** start **
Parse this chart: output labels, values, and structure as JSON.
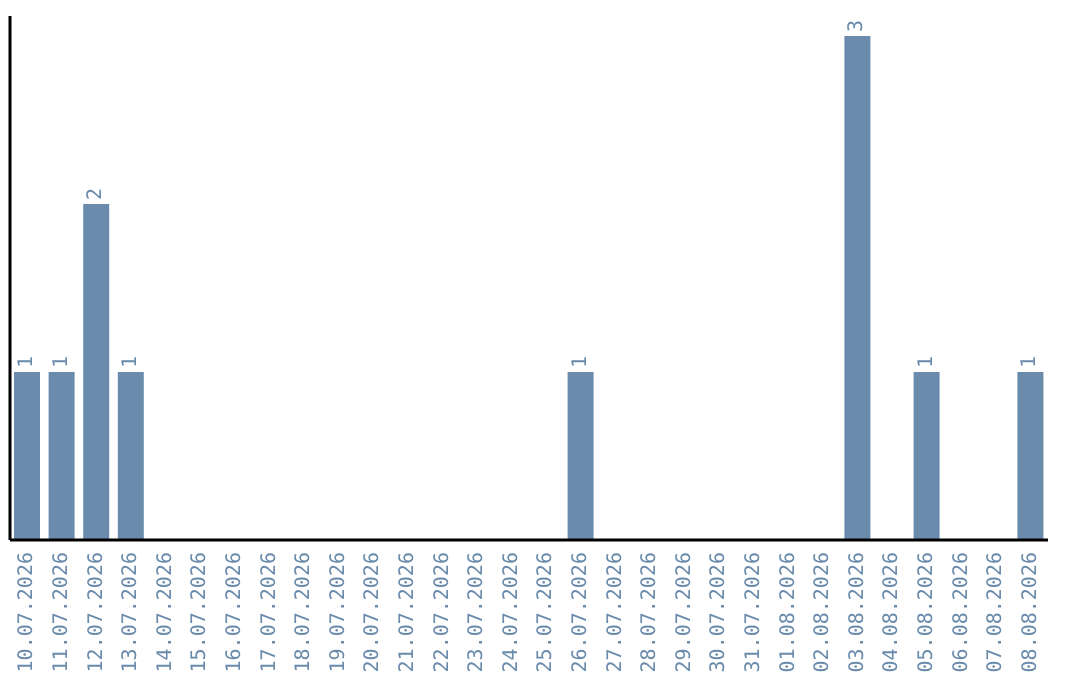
{
  "chart_data": {
    "type": "bar",
    "categories": [
      "10.07.2026",
      "11.07.2026",
      "12.07.2026",
      "13.07.2026",
      "14.07.2026",
      "15.07.2026",
      "16.07.2026",
      "17.07.2026",
      "18.07.2026",
      "19.07.2026",
      "20.07.2026",
      "21.07.2026",
      "22.07.2026",
      "23.07.2026",
      "24.07.2026",
      "25.07.2026",
      "26.07.2026",
      "27.07.2026",
      "28.07.2026",
      "29.07.2026",
      "30.07.2026",
      "31.07.2026",
      "01.08.2026",
      "02.08.2026",
      "03.08.2026",
      "04.08.2026",
      "05.08.2026",
      "06.08.2026",
      "07.08.2026",
      "08.08.2026"
    ],
    "values": [
      1,
      1,
      2,
      1,
      0,
      0,
      0,
      0,
      0,
      0,
      0,
      0,
      0,
      0,
      0,
      0,
      1,
      0,
      0,
      0,
      0,
      0,
      0,
      0,
      3,
      0,
      1,
      0,
      0,
      1
    ],
    "value_labels": [
      "1",
      "1",
      "2",
      "1",
      null,
      null,
      null,
      null,
      null,
      null,
      null,
      null,
      null,
      null,
      null,
      null,
      "1",
      null,
      null,
      null,
      null,
      null,
      null,
      null,
      "3",
      null,
      "1",
      null,
      null,
      "1"
    ],
    "color": "#6a8bab",
    "grid": false,
    "legend": false
  }
}
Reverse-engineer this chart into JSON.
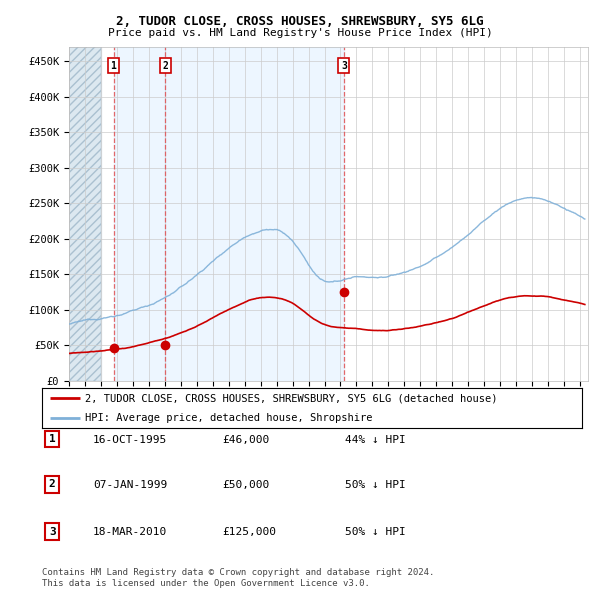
{
  "title1": "2, TUDOR CLOSE, CROSS HOUSES, SHREWSBURY, SY5 6LG",
  "title2": "Price paid vs. HM Land Registry's House Price Index (HPI)",
  "ylabel_ticks": [
    "£0",
    "£50K",
    "£100K",
    "£150K",
    "£200K",
    "£250K",
    "£300K",
    "£350K",
    "£400K",
    "£450K"
  ],
  "ytick_vals": [
    0,
    50000,
    100000,
    150000,
    200000,
    250000,
    300000,
    350000,
    400000,
    450000
  ],
  "ylim": [
    0,
    470000
  ],
  "xlim_start": 1993.0,
  "xlim_end": 2025.5,
  "sale_dates": [
    1995.79,
    1999.02,
    2010.21
  ],
  "sale_prices": [
    46000,
    50000,
    125000
  ],
  "sale_labels": [
    "1",
    "2",
    "3"
  ],
  "legend_line1": "2, TUDOR CLOSE, CROSS HOUSES, SHREWSBURY, SY5 6LG (detached house)",
  "legend_line2": "HPI: Average price, detached house, Shropshire",
  "table_data": [
    [
      "1",
      "16-OCT-1995",
      "£46,000",
      "44% ↓ HPI"
    ],
    [
      "2",
      "07-JAN-1999",
      "£50,000",
      "50% ↓ HPI"
    ],
    [
      "3",
      "18-MAR-2010",
      "£125,000",
      "50% ↓ HPI"
    ]
  ],
  "footnote1": "Contains HM Land Registry data © Crown copyright and database right 2024.",
  "footnote2": "This data is licensed under the Open Government Licence v3.0.",
  "grid_color": "#cccccc",
  "sale_color": "#cc0000",
  "hpi_color": "#7fb0d8",
  "dashed_color": "#e05050",
  "bg_hatch": "#dce8f0",
  "shade_color": "#ddeeff",
  "hpi_seed": 12345,
  "prop_seed": 99
}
** end **
## WHAT TO DO
Of all the lines above, how many contain the word "Land"? Answer with only the number.

## OUTPUT OF THE EXERCISE
2